◆ **The data**:
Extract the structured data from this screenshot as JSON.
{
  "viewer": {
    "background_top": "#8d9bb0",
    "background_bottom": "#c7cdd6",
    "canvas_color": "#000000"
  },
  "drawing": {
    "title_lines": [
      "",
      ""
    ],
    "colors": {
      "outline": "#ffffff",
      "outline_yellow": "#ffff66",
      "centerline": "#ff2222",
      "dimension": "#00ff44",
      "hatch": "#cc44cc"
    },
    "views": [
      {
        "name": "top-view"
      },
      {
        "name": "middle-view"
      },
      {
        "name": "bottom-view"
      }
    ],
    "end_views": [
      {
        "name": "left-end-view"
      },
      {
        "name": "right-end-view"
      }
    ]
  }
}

◆ **Problem to work on**: Find how many of the lines above have the word "name" in them. State only that number.

◆ **Solution to the exercise**: 5